■ **TASK INSTRUCTIONS**: Would you quote every entry exactly, dropping only the pictures?

___

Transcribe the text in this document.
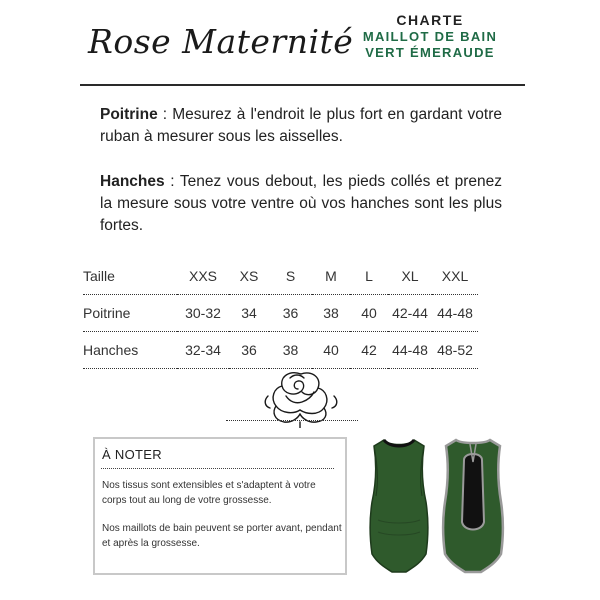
Rose Maternité
CHARTE
MAILLOT DE BAIN
VERT ÉMERAUDE
Poitrine : Mesurez à l'endroit le plus fort en gardant votre ruban à mesurer sous les aisselles.
Hanches : Tenez vous debout, les pieds collés et prenez la mesure sous votre ventre où vos hanches sont les plus fortes.
Taille	XXS	XS	S	M	L	XL	XXL
Poitrine	30-32	34	36	38	40	42-44	44-48
Hanches	32-34	36	38	40	42	44-48	48-52
À NOTER
Nos tissus sont extensibles et s'adaptent à votre corps tout au long de votre grossesse.
Nos maillots de bain peuvent se porter avant, pendant et après la grossesse.
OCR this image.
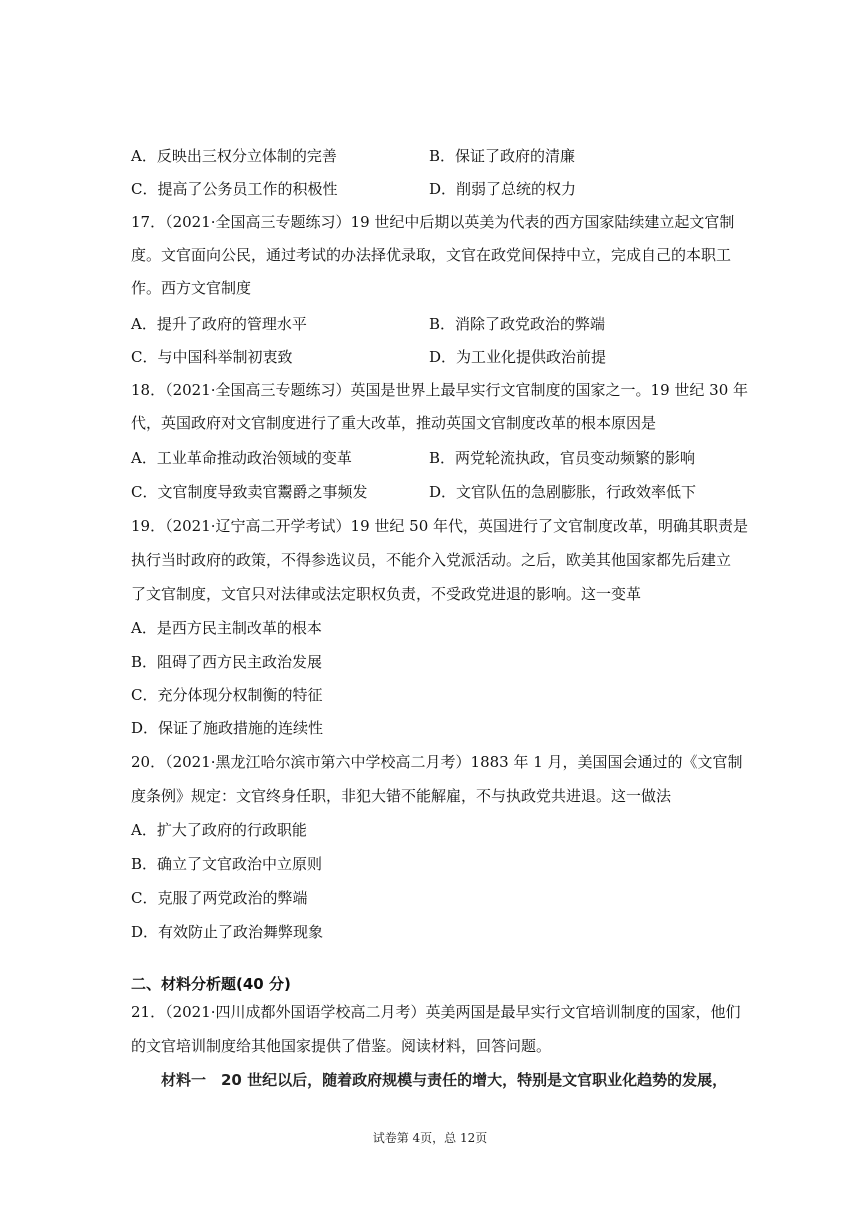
A．反映出三权分立体制的完善	B．保证了政府的清廉
C．提高了公务员工作的积极性	D．削弱了总统的权力
17．（2021·全国高三专题练习）19 世纪中后期以英美为代表的西方国家陆续建立起文官制
度。文官面向公民，通过考试的办法择优录取，文官在政党间保持中立，完成自己的本职工
作。西方文官制度
A．提升了政府的管理水平	B．消除了政党政治的弊端
C．与中国科举制初衷致	D．为工业化提供政治前提
18．（2021·全国高三专题练习）英国是世界上最早实行文官制度的国家之一。19 世纪 30 年
代，英国政府对文官制度进行了重大改革，推动英国文官制度改革的根本原因是
A．工业革命推动政治领域的变革	B．两党轮流执政，官员变动频繁的影响
C．文官制度导致卖官鬻爵之事频发	D．文官队伍的急剧膨胀，行政效率低下
19．（2021·辽宁高二开学考试）19 世纪 50 年代，英国进行了文官制度改革，明确其职责是
执行当时政府的政策，不得参选议员，不能介入党派活动。之后，欧美其他国家都先后建立
了文官制度，文官只对法律或法定职权负责，不受政党进退的影响。这一变革
A．是西方民主制改革的根本
B．阻碍了西方民主政治发展
C．充分体现分权制衡的特征
D．保证了施政措施的连续性
20．（2021·黑龙江哈尔滨市第六中学校高二月考）1883 年 1 月，美国国会通过的《文官制
度条例》规定：文官终身任职，非犯大错不能解雇，不与执政党共进退。这一做法
A．扩大了政府的行政职能
B．确立了文官政治中立原则
C．克服了两党政治的弊端
D．有效防止了政治舞弊现象
二、材料分析题(40 分)
21．（2021·四川成都外国语学校高二月考）英美两国是最早实行文官培训制度的国家，他们
的文官培训制度给其他国家提供了借鉴。阅读材料，回答问题。
材料一　20 世纪以后，随着政府规模与责任的增大，特别是文官职业化趋势的发展，
试卷第 4页，总 12页
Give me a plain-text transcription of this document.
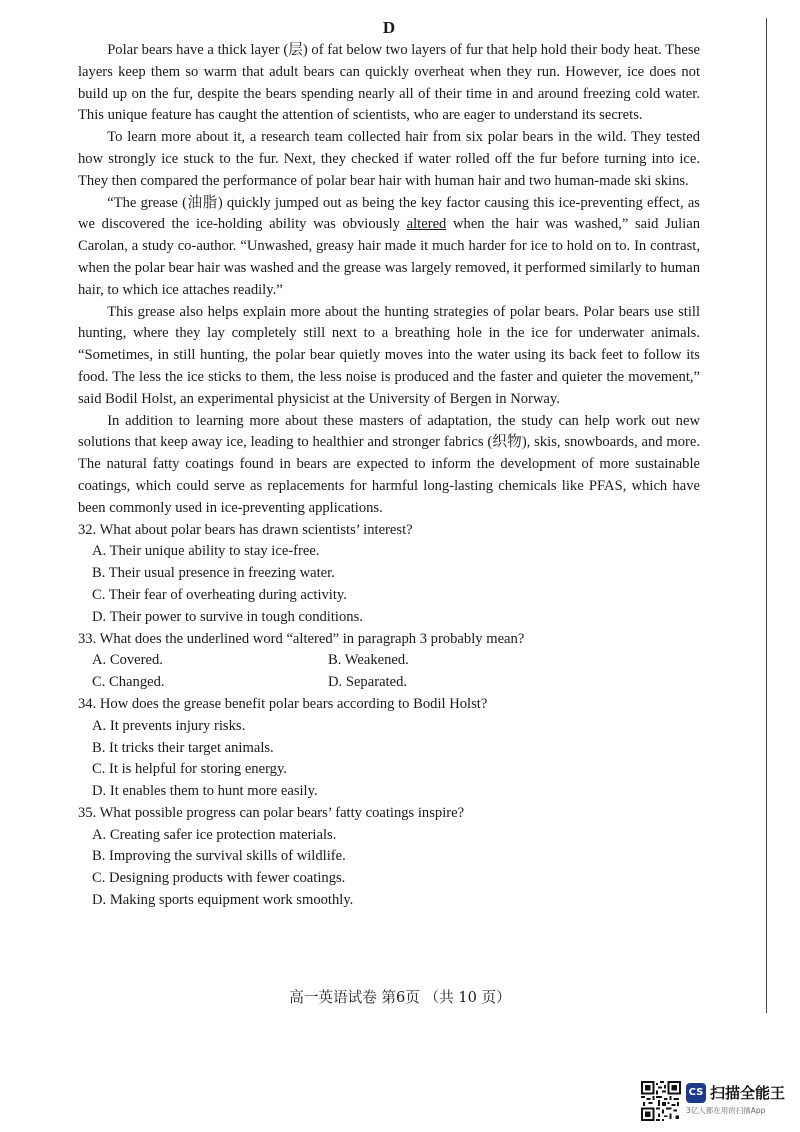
D

Polar bears have a thick layer (层) of fat below two layers of fur that help hold their body heat. These layers keep them so warm that adult bears can quickly overheat when they run. However, ice does not build up on the fur, despite the bears spending nearly all of their time in and around freezing cold water. This unique feature has caught the attention of scientists, who are eager to understand its secrets.

To learn more about it, a research team collected hair from six polar bears in the wild. They tested how strongly ice stuck to the fur. Next, they checked if water rolled off the fur before turning into ice. They then compared the performance of polar bear hair with human hair and two human-made ski skins.

“The grease (油脂) quickly jumped out as being the key factor causing this ice-preventing effect, as we discovered the ice-holding ability was obviously altered when the hair was washed,” said Julian Carolan, a study co-author. “Unwashed, greasy hair made it much harder for ice to hold on to. In contrast, when the polar bear hair was washed and the grease was largely removed, it performed similarly to human hair, to which ice attaches readily.”

This grease also helps explain more about the hunting strategies of polar bears. Polar bears use still hunting, where they lay completely still next to a breathing hole in the ice for underwater animals. “Sometimes, in still hunting, the polar bear quietly moves into the water using its back feet to follow its food. The less the ice sticks to them, the less noise is produced and the faster and quieter the movement,” said Bodil Holst, an experimental physicist at the University of Bergen in Norway.

In addition to learning more about these masters of adaptation, the study can help work out new solutions that keep away ice, leading to healthier and stronger fabrics (织物), skis, snowboards, and more. The natural fatty coatings found in bears are expected to inform the development of more sustainable coatings, which could serve as replacements for harmful long-lasting chemicals like PFAS, which have been commonly used in ice-preventing applications.

32. What about polar bears has drawn scientists’ interest?

A. Their unique ability to stay ice-free.

B. Their usual presence in freezing water.

C. Their fear of overheating during activity.

D. Their power to survive in tough conditions.

33. What does the underlined word “altered” in paragraph 3 probably mean?

A. Covered.	B. Weakened.

C. Changed.	D. Separated.

34. How does the grease benefit polar bears according to Bodil Holst?

A. It prevents injury risks.

B. It tricks their target animals.

C. It is helpful for storing energy.

D. It enables them to hunt more easily.

35. What possible progress can polar bears’ fatty coatings inspire?

A. Creating safer ice protection materials.

B. Improving the survival skills of wildlife.

C. Designing products with fewer coatings.

D. Making sports equipment work smoothly.

高一英语试卷 第6页 （共 10 页）
CS 扫描全能王
3亿人都在用的扫描App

___

■ **FULL OUTPUT**:
Transcribe the text in this document.
Rose Maternité
CHARTE
MAILLOT DE BAIN
VERT ÉMERAUDE
Poitrine : Mesurez à l'endroit le plus fort en gardant votre ruban à mesurer sous les aisselles.
Hanches : Tenez vous debout, les pieds collés et prenez la mesure sous votre ventre où vos hanches sont les plus fortes.
Taille	XXS	XS	S	M	L	XL	XXL
Poitrine	30-32	34	36	38	40	42-44	44-48
Hanches	32-34	36	38	40	42	44-48	48-52
À NOTER
Nos tissus sont extensibles et s'adaptent à votre corps tout au long de votre grossesse.
Nos maillots de bain peuvent se porter avant, pendant et après la grossesse.
OCR this image.
A．反映出三权分立体制的完善	B．保证了政府的清廉
C．提高了公务员工作的积极性	D．削弱了总统的权力
17．（2021·全国高三专题练习）19 世纪中后期以英美为代表的西方国家陆续建立起文官制
度。文官面向公民，通过考试的办法择优录取，文官在政党间保持中立，完成自己的本职工
作。西方文官制度
A．提升了政府的管理水平	B．消除了政党政治的弊端
C．与中国科举制初衷致	D．为工业化提供政治前提
18．（2021·全国高三专题练习）英国是世界上最早实行文官制度的国家之一。19 世纪 30 年
代，英国政府对文官制度进行了重大改革，推动英国文官制度改革的根本原因是
A．工业革命推动政治领域的变革	B．两党轮流执政，官员变动频繁的影响
C．文官制度导致卖官鬻爵之事频发	D．文官队伍的急剧膨胀，行政效率低下
19．（2021·辽宁高二开学考试）19 世纪 50 年代，英国进行了文官制度改革，明确其职责是
执行当时政府的政策，不得参选议员，不能介入党派活动。之后，欧美其他国家都先后建立
了文官制度，文官只对法律或法定职权负责，不受政党进退的影响。这一变革
A．是西方民主制改革的根本
B．阻碍了西方民主政治发展
C．充分体现分权制衡的特征
D．保证了施政措施的连续性
20．（2021·黑龙江哈尔滨市第六中学校高二月考）1883 年 1 月，美国国会通过的《文官制
度条例》规定：文官终身任职，非犯大错不能解雇，不与执政党共进退。这一做法
A．扩大了政府的行政职能
B．确立了文官政治中立原则
C．克服了两党政治的弊端
D．有效防止了政治舞弊现象
二、材料分析题(40 分)
21．（2021·四川成都外国语学校高二月考）英美两国是最早实行文官培训制度的国家，他们
的文官培训制度给其他国家提供了借鉴。阅读材料，回答问题。
材料一　20 世纪以后，随着政府规模与责任的增大，特别是文官职业化趋势的发展，
试卷第 4页，总 12页
Give me a plain-text transcription of this document.
D

Polar bears have a thick layer (层) of fat below two layers of fur that help hold their body heat. These layers keep them so warm that adult bears can quickly overheat when they run. However, ice does not build up on the fur, despite the bears spending nearly all of their time in and around freezing cold water. This unique feature has caught the attention of scientists, who are eager to understand its secrets.

To learn more about it, a research team collected hair from six polar bears in the wild. They tested how strongly ice stuck to the fur. Next, they checked if water rolled off the fur before turning into ice. They then compared the performance of polar bear hair with human hair and two human-made ski skins.

“The grease (油脂) quickly jumped out as being the key factor causing this ice-preventing effect, as we discovered the ice-holding ability was obviously altered when the hair was washed,” said Julian Carolan, a study co-author. “Unwashed, greasy hair made it much harder for ice to hold on to. In contrast, when the polar bear hair was washed and the grease was largely removed, it performed similarly to human hair, to which ice attaches readily.”

This grease also helps explain more about the hunting strategies of polar bears. Polar bears use still hunting, where they lay completely still next to a breathing hole in the ice for underwater animals. “Sometimes, in still hunting, the polar bear quietly moves into the water using its back feet to follow its food. The less the ice sticks to them, the less noise is produced and the faster and quieter the movement,” said Bodil Holst, an experimental physicist at the University of Bergen in Norway.

In addition to learning more about these masters of adaptation, the study can help work out new solutions that keep away ice, leading to healthier and stronger fabrics (织物), skis, snowboards, and more. The natural fatty coatings found in bears are expected to inform the development of more sustainable coatings, which could serve as replacements for harmful long-lasting chemicals like PFAS, which have been commonly used in ice-preventing applications.

32. What about polar bears has drawn scientists’ interest?

A. Their unique ability to stay ice-free.

B. Their usual presence in freezing water.

C. Their fear of overheating during activity.

D. Their power to survive in tough conditions.

33. What does the underlined word “altered” in paragraph 3 probably mean?

A. Covered.	B. Weakened.

C. Changed.	D. Separated.

34. How does the grease benefit polar bears according to Bodil Holst?

A. It prevents injury risks.

B. It tricks their target animals.

C. It is helpful for storing energy.

D. It enables them to hunt more easily.

35. What possible progress can polar bears’ fatty coatings inspire?

A. Creating safer ice protection materials.

B. Improving the survival skills of wildlife.

C. Designing products with fewer coatings.

D. Making sports equipment work smoothly.

高一英语试卷 第6页 （共 10 页）
CS 扫描全能王
3亿人都在用的扫描App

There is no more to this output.